-- TASK TO COMPLETE --
Copy every line of the following data that includes the string "title".

--- Start ---

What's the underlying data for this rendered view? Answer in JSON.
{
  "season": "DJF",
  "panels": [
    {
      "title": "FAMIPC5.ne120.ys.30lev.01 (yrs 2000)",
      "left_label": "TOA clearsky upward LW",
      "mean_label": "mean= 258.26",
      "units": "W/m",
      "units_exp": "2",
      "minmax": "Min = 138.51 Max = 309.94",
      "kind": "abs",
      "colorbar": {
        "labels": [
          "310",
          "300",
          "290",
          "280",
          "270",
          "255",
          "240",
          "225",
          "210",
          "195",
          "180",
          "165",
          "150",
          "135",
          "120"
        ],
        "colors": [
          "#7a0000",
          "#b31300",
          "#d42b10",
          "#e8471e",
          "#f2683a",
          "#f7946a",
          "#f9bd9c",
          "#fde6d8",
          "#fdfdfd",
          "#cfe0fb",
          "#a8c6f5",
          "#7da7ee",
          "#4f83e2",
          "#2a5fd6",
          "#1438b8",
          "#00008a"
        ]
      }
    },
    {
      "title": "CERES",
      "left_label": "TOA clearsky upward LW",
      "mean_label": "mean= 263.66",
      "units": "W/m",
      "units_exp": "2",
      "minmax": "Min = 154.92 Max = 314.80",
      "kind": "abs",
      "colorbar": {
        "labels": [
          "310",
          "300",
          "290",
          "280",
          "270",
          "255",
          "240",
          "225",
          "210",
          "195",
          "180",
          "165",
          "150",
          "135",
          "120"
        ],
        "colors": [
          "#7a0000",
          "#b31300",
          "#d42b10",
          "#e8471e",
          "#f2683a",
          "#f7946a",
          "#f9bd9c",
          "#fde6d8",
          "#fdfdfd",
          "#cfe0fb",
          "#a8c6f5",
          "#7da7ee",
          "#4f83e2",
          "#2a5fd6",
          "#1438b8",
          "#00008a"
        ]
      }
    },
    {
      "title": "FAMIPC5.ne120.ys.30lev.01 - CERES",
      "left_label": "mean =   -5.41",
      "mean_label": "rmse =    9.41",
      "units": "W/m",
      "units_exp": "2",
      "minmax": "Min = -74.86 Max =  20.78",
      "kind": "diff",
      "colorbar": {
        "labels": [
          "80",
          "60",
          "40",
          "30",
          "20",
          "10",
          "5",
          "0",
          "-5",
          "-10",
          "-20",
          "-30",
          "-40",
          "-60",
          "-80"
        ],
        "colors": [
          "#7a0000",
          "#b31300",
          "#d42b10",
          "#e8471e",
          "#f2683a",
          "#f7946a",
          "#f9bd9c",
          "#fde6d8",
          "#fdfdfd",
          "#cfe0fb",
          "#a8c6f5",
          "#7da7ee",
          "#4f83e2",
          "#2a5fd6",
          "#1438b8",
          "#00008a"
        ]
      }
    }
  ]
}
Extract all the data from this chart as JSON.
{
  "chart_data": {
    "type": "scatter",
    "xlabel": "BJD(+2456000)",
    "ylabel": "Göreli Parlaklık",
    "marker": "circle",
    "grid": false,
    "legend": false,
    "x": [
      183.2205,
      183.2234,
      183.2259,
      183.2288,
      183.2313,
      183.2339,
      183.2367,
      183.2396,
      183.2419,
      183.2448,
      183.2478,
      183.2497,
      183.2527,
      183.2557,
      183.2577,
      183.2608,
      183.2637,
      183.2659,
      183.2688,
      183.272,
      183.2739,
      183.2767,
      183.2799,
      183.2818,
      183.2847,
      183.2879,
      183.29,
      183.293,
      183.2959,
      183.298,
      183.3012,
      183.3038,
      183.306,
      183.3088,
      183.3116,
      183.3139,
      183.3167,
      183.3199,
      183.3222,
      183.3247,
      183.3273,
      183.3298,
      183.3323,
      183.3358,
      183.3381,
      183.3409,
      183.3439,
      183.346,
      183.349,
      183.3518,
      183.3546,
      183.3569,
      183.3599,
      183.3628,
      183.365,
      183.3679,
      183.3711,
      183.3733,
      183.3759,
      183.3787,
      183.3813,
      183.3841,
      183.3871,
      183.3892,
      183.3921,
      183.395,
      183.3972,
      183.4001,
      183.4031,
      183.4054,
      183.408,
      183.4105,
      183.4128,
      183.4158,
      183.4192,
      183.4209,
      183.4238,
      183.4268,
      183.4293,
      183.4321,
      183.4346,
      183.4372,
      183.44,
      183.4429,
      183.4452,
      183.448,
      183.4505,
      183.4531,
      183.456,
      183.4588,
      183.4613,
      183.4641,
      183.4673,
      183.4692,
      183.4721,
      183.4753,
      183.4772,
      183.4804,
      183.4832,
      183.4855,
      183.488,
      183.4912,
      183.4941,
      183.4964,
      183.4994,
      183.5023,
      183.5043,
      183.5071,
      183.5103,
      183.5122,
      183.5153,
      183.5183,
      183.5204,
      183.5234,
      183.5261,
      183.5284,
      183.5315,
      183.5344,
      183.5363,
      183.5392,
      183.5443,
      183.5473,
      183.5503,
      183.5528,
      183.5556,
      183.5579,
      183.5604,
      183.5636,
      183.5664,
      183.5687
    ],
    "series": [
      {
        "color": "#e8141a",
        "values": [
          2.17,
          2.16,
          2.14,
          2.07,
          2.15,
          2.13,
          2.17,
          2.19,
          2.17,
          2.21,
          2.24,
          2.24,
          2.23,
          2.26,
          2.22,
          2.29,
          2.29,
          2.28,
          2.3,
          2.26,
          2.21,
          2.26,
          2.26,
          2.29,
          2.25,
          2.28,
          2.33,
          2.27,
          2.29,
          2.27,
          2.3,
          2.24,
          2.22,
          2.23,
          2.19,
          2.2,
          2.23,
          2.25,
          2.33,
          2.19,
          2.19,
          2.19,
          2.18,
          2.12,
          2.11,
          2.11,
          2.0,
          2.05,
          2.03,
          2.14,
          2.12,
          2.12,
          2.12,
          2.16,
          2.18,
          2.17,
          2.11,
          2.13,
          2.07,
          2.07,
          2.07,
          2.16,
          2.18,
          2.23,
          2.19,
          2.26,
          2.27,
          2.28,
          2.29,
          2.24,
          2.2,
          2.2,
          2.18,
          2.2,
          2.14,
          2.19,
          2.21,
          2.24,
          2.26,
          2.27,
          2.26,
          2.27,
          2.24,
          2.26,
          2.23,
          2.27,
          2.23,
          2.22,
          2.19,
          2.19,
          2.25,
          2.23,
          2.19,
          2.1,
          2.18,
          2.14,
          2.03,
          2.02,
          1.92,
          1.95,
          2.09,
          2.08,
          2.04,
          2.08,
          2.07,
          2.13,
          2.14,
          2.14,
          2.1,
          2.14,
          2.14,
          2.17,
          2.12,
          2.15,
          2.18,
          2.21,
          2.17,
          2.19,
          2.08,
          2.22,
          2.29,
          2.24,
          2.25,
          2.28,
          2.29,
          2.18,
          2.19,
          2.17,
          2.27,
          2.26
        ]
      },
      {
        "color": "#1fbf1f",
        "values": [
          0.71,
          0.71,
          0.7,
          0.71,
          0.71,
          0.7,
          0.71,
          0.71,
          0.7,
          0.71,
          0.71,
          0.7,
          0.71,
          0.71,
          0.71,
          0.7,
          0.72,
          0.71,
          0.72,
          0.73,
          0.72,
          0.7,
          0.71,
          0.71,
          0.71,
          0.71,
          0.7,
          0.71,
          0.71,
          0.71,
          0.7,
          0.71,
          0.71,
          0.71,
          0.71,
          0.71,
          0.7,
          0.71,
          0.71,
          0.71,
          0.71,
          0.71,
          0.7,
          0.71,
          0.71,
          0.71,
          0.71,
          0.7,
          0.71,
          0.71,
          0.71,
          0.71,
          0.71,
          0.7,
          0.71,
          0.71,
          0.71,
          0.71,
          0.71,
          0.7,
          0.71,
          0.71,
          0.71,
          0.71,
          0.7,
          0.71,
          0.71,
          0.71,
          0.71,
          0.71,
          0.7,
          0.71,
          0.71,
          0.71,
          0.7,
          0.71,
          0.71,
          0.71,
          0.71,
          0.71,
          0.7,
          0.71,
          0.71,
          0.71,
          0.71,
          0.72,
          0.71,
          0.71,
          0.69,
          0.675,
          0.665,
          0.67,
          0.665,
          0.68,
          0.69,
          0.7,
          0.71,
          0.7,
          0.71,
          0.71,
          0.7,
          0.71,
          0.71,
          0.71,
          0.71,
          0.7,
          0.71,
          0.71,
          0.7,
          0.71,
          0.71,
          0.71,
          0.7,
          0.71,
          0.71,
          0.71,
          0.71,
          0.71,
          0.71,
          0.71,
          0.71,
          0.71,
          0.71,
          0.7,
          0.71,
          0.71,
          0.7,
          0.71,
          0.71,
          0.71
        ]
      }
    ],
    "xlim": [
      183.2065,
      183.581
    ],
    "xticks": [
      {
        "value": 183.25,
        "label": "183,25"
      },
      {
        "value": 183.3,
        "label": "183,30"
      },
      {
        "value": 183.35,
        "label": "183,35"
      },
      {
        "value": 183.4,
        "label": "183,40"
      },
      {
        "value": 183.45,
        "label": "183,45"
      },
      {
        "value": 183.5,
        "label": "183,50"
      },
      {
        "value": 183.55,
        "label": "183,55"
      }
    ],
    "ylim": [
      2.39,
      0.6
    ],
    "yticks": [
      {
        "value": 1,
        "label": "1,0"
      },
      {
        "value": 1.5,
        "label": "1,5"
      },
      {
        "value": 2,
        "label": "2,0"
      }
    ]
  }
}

--- End ---

-- SOLVED EXERCISE --
      "title": "FAMIPC5.ne120.ys.30lev.01 (yrs 2000)",
      "title": "CERES",
      "title": "FAMIPC5.ne120.ys.30lev.01 - CERES",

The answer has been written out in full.